- TAREFAS OBRIGATÓRIAS
1 – Duplique o trecho sobre o pentecostalismo de "2- A inserção" a "das camadas populares.".
2 – Segundo o trecho sobre o pentecostalismo, a partir de que década o pentecostalismo e certos segmentos da classe média se descobrem?

2- A inserção do pentecostalismo nos segmentos médios da sociedade dá-se, sobretudo, por adesão de uma clientela que está fora e não pela ascensão socioeconômica dos fiéis pobres.
3- Não são fatores exclusivamente religiosos ou exclusivamente relacionados aos interesses de classe que determinaram a mudança irrompida quer no pentecostalismo brasileiro quer nas camadas médias da sociedade.
4- Os elementos internos relacionados à natureza intrínseca do pentecostalismo devem ser considerados como parte da resposta ao problema da inserção da crença noutros setores sociais além das camadas populares.
5- O pentecostalismo e certos segmentos da classe média se descobrem a partir dos anos 80, sob a inspiração e, em parte, como resultado de um contexto global de transformações culturais, em curso no Ocidente e, particularmente, no Brasil, desencadeando novos procedimentos de produção e consumo que influenciaram a transição nas características gerais das classes sociais e da religião.
6- No curso das transições sociais amplas, o pentecostalismo enceta um empreendimento interno de ajustes no sentido de preencher certos vácuos culturais gerados por sua ética religiosa, que o distanciara das classes média e alta.

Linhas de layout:
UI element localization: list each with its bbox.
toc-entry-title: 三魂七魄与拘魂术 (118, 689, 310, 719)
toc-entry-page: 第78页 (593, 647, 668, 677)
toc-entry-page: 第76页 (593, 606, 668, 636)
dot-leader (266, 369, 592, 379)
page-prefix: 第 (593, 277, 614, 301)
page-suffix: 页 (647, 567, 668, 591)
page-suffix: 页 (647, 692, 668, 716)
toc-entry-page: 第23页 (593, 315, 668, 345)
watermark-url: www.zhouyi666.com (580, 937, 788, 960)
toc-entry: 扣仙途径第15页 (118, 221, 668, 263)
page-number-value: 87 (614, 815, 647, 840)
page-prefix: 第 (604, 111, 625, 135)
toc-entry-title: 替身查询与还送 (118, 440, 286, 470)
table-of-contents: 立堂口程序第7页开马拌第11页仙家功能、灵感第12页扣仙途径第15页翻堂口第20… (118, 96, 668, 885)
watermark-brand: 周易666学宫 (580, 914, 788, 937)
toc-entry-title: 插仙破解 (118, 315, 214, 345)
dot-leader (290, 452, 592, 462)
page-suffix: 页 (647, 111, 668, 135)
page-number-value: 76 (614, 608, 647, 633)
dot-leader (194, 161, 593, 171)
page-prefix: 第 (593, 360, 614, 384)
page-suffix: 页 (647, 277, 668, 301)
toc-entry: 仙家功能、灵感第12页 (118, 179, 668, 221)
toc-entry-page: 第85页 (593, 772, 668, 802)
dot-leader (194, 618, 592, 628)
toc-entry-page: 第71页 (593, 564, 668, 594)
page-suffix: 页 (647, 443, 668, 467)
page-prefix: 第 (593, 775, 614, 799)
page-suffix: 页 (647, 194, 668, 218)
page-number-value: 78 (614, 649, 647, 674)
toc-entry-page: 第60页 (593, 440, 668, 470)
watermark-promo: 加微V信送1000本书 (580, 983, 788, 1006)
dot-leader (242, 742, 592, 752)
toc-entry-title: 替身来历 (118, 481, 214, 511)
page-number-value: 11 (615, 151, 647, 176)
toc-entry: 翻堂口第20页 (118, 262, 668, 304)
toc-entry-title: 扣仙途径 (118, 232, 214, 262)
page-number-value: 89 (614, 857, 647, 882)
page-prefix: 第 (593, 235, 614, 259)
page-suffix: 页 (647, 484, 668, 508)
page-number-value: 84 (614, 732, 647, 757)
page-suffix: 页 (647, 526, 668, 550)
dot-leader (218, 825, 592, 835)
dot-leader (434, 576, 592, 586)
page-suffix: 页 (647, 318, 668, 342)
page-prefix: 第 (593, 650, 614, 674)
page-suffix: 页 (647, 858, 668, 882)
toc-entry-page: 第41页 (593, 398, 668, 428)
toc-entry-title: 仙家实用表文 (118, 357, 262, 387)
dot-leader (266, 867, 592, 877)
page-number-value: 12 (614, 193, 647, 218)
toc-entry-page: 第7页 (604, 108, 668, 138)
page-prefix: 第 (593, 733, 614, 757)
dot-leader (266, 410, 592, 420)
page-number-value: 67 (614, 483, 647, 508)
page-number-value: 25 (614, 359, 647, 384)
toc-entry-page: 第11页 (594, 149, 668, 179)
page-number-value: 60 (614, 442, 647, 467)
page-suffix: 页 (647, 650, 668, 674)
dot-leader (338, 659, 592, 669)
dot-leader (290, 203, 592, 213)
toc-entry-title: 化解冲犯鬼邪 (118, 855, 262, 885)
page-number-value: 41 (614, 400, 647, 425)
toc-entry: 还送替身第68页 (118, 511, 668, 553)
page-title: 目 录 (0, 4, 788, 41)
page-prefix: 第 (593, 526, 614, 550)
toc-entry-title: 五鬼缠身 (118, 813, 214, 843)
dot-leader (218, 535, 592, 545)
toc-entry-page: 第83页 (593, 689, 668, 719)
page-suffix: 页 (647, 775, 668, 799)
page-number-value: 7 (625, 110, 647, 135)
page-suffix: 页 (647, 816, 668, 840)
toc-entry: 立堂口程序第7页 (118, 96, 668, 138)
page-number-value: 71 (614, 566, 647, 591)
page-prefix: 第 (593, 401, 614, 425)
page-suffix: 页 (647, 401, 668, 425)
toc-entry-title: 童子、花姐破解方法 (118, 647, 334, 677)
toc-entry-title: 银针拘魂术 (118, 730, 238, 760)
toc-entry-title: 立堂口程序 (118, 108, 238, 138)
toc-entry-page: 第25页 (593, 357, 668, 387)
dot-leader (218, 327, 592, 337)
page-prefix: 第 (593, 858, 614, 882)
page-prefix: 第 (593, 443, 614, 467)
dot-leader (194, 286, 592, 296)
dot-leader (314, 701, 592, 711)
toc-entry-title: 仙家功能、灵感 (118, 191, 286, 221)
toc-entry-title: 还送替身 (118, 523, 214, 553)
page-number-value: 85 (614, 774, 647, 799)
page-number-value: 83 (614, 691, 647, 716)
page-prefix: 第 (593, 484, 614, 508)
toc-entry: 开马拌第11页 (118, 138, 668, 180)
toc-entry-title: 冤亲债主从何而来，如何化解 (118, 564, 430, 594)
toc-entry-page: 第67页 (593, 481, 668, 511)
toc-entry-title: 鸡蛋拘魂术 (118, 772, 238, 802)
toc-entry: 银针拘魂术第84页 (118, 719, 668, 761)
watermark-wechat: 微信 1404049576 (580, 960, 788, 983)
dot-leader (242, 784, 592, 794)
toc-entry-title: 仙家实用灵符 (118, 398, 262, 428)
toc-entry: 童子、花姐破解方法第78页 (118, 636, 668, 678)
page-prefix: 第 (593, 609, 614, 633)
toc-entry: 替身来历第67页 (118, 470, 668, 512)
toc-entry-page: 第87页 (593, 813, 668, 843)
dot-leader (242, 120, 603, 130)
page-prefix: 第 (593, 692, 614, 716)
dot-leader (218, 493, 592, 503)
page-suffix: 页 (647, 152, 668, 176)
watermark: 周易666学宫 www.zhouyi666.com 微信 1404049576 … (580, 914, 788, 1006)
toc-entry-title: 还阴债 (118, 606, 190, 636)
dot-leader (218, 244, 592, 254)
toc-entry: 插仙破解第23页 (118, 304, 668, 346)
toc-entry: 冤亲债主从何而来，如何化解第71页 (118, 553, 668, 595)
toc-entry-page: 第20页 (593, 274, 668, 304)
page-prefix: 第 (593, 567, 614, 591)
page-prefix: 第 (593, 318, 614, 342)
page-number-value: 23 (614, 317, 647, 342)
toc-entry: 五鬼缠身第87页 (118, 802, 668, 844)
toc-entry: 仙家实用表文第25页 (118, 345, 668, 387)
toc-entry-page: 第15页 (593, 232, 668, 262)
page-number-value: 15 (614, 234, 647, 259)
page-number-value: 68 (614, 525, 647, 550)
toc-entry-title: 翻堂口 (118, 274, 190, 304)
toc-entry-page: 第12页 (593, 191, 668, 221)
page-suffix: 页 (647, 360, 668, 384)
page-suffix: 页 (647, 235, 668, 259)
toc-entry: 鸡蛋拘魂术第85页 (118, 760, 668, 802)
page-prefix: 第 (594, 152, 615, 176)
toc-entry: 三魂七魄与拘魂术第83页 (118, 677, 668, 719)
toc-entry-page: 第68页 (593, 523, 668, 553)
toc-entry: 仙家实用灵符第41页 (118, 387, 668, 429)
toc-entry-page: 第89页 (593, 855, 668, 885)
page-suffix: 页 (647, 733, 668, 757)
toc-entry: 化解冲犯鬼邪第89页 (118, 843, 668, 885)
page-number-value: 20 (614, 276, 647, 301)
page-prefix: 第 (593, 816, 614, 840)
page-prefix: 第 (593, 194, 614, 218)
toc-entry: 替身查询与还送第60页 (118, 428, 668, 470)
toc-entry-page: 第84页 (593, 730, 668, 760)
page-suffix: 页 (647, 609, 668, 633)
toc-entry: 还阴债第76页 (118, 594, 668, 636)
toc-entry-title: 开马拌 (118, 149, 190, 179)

- RESPOSTAS POR TAREFA
1 –
2- A inserção do pentecostalismo nos segmentos médios da sociedade dá-se, sobretudo, por adesão de uma clientela que está fora e não pela ascensão socioeconômica dos fiéis pobres.
3- Não são fatores exclusivamente religiosos ou exclusivamente relacionados aos interesses de classe que determinaram a mudança irrompida quer no pentecostalismo brasileiro quer nas camadas médias da sociedade.
4- Os elementos internos relacionados à natureza intrínseca do pentecostalismo devem ser considerados como parte da resposta ao problema da inserção da crença noutros setores sociais além das camadas populares.

2 – A partir dos anos 80.